Repeat the material exactly, every line of it.

◆ **Items**
+ + + + + + +

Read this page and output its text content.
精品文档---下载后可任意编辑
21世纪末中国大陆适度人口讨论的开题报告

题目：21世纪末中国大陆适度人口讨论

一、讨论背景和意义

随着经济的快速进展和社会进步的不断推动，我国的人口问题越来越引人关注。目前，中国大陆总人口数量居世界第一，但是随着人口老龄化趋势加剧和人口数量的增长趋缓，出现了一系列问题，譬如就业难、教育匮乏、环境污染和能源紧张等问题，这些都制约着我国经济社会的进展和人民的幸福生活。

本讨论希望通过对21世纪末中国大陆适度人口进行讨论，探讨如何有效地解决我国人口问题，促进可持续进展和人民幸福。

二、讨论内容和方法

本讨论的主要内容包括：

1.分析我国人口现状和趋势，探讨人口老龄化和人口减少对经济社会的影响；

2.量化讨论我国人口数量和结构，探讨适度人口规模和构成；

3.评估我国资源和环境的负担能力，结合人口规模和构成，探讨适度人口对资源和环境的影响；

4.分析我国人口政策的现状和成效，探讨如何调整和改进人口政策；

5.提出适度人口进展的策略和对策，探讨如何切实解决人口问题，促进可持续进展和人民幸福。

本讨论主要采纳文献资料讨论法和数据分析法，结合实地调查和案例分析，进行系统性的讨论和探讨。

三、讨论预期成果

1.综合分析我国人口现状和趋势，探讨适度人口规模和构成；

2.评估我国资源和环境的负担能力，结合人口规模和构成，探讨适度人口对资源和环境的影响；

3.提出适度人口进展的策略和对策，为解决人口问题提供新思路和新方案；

+ + + + + + +

◆ **Answer for this exercise**
Read this page and output its text content.
精品文档---下载后可任意编辑
21世纪末中国大陆适度人口讨论的开题报告

题目：21世纪末中国大陆适度人口讨论

一、讨论背景和意义

随着经济的快速进展和社会进步的不断推动，我国的人口问题越来越引人关注。目前，中国大陆总人口数量居世界第一，但是随着人口老龄化趋势加剧和人口数量的增长趋缓，出现了一系列问题，譬如就业难、教育匮乏、环境污染和能源紧张等问题，这些都制约着我国经济社会的进展和人民的幸福生活。

本讨论希望通过对21世纪末中国大陆适度人口进行讨论，探讨如何有效地解决我国人口问题，促进可持续进展和人民幸福。

二、讨论内容和方法

本讨论的主要内容包括：

1.分析我国人口现状和趋势，探讨人口老龄化和人口减少对经济社会的影响；

2.量化讨论我国人口数量和结构，探讨适度人口规模和构成；

3.评估我国资源和环境的负担能力，结合人口规模和构成，探讨适度人口对资源和环境的影响；

4.分析我国人口政策的现状和成效，探讨如何调整和改进人口政策；

5.提出适度人口进展的策略和对策，探讨如何切实解决人口问题，促进可持续进展和人民幸福。

本讨论主要采纳文献资料讨论法和数据分析法，结合实地调查和案例分析，进行系统性的讨论和探讨。

三、讨论预期成果

1.综合分析我国人口现状和趋势，探讨适度人口规模和构成；

2.评估我国资源和环境的负担能力，结合人口规模和构成，探讨适度人口对资源和环境的影响；

3.提出适度人口进展的策略和对策，为解决人口问题提供新思路和新方案；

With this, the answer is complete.